Segment Start: GIVEN RECORDS

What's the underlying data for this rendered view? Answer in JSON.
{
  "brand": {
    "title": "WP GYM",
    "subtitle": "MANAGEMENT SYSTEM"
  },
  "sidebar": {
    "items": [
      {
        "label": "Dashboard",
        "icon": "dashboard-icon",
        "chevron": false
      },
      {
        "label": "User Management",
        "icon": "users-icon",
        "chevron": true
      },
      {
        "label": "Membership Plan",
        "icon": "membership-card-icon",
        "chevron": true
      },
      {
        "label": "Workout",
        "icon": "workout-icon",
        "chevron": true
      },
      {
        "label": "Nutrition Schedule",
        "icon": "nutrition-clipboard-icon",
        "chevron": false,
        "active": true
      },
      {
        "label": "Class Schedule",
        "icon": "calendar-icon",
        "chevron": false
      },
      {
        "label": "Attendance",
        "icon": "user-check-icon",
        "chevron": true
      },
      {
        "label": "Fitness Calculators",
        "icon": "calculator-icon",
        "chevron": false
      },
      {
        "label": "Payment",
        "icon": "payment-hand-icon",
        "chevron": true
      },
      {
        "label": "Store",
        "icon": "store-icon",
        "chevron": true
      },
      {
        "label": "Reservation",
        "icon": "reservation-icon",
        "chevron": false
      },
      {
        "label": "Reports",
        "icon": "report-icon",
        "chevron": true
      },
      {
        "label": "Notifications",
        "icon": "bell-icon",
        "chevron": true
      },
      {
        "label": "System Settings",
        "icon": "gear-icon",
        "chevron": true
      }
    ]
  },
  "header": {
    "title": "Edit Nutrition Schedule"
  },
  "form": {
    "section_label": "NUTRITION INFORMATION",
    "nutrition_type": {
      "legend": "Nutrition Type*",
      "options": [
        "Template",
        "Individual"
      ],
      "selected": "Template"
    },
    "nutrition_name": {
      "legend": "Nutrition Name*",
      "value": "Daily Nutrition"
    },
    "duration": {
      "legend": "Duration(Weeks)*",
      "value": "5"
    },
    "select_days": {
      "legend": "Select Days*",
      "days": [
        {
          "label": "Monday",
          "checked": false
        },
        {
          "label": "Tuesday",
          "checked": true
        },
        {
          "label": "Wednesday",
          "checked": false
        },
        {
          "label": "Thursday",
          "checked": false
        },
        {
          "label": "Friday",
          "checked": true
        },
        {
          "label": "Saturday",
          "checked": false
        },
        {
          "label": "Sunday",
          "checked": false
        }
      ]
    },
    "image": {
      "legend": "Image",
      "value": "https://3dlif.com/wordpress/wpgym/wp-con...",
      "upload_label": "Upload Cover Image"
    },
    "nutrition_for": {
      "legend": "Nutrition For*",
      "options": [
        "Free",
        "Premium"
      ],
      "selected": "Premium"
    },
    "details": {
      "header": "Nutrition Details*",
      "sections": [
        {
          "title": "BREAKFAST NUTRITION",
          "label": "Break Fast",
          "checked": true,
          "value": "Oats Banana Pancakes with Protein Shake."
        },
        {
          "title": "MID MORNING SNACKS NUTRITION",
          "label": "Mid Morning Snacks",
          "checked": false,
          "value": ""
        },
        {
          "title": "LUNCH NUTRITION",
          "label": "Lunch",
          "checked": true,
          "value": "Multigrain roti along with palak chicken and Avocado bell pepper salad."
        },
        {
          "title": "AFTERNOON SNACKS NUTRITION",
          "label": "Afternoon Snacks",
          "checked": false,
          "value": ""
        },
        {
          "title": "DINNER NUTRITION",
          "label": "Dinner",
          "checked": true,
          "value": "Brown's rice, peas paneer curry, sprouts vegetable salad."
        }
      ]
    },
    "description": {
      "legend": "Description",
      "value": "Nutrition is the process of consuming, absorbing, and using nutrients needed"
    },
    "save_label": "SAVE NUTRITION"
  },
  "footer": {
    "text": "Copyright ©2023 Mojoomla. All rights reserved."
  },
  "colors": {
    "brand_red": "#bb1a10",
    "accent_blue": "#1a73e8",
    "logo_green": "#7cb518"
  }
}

Segment End: GIVEN RECORDS

## WHAT THIS TASK INVOLVES
Whatever appears in the data above should be set down again exactly.

## TASK OUTPUT
What's the underlying data for this rendered view? Answer in JSON.
{
  "brand": {
    "title": "WP GYM",
    "subtitle": "MANAGEMENT SYSTEM"
  },
  "sidebar": {
    "items": [
      {
        "label": "Dashboard",
        "icon": "dashboard-icon",
        "chevron": false
      },
      {
        "label": "User Management",
        "icon": "users-icon",
        "chevron": true
      },
      {
        "label": "Membership Plan",
        "icon": "membership-card-icon",
        "chevron": true
      },
      {
        "label": "Workout",
        "icon": "workout-icon",
        "chevron": true
      },
      {
        "label": "Nutrition Schedule",
        "icon": "nutrition-clipboard-icon",
        "chevron": false,
        "active": true
      },
      {
        "label": "Class Schedule",
        "icon": "calendar-icon",
        "chevron": false
      },
      {
        "label": "Attendance",
        "icon": "user-check-icon",
        "chevron": true
      },
      {
        "label": "Fitness Calculators",
        "icon": "calculator-icon",
        "chevron": false
      },
      {
        "label": "Payment",
        "icon": "payment-hand-icon",
        "chevron": true
      },
      {
        "label": "Store",
        "icon": "store-icon",
        "chevron": true
      },
      {
        "label": "Reservation",
        "icon": "reservation-icon",
        "chevron": false
      },
      {
        "label": "Reports",
        "icon": "report-icon",
        "chevron": true
      },
      {
        "label": "Notifications",
        "icon": "bell-icon",
        "chevron": true
      },
      {
        "label": "System Settings",
        "icon": "gear-icon",
        "chevron": true
      }
    ]
  },
  "header": {
    "title": "Edit Nutrition Schedule"
  },
  "form": {
    "section_label": "NUTRITION INFORMATION",
    "nutrition_type": {
      "legend": "Nutrition Type*",
      "options": [
        "Template",
        "Individual"
      ],
      "selected": "Template"
    },
    "nutrition_name": {
      "legend": "Nutrition Name*",
      "value": "Daily Nutrition"
    },
    "duration": {
      "legend": "Duration(Weeks)*",
      "value": "5"
    },
    "select_days": {
      "legend": "Select Days*",
      "days": [
        {
          "label": "Monday",
          "checked": false
        },
        {
          "label": "Tuesday",
          "checked": true
        },
        {
          "label": "Wednesday",
          "checked": false
        },
        {
          "label": "Thursday",
          "checked": false
        },
        {
          "label": "Friday",
          "checked": true
        },
        {
          "label": "Saturday",
          "checked": false
        },
        {
          "label": "Sunday",
          "checked": false
        }
      ]
    },
    "image": {
      "legend": "Image",
      "value": "https://3dlif.com/wordpress/wpgym/wp-con...",
      "upload_label": "Upload Cover Image"
    },
    "nutrition_for": {
      "legend": "Nutrition For*",
      "options": [
        "Free",
        "Premium"
      ],
      "selected": "Premium"
    },
    "details": {
      "header": "Nutrition Details*",
      "sections": [
        {
          "title": "BREAKFAST NUTRITION",
          "label": "Break Fast",
          "checked": true,
          "value": "Oats Banana Pancakes with Protein Shake."
        },
        {
          "title": "MID MORNING SNACKS NUTRITION",
          "label": "Mid Morning Snacks",
          "checked": false,
          "value": ""
        },
        {
          "title": "LUNCH NUTRITION",
          "label": "Lunch",
          "checked": true,
          "value": "Multigrain roti along with palak chicken and Avocado bell pepper salad."
        },
        {
          "title": "AFTERNOON SNACKS NUTRITION",
          "label": "Afternoon Snacks",
          "checked": false,
          "value": ""
        },
        {
          "title": "DINNER NUTRITION",
          "label": "Dinner",
          "checked": true,
          "value": "Brown's rice, peas paneer curry, sprouts vegetable salad."
        }
      ]
    },
    "description": {
      "legend": "Description",
      "value": "Nutrition is the process of consuming, absorbing, and using nutrients needed"
    },
    "save_label": "SAVE NUTRITION"
  },
  "footer": {
    "text": "Copyright ©2023 Mojoomla. All rights reserved."
  },
  "colors": {
    "brand_red": "#bb1a10",
    "accent_blue": "#1a73e8",
    "logo_green": "#7cb518"
  }
}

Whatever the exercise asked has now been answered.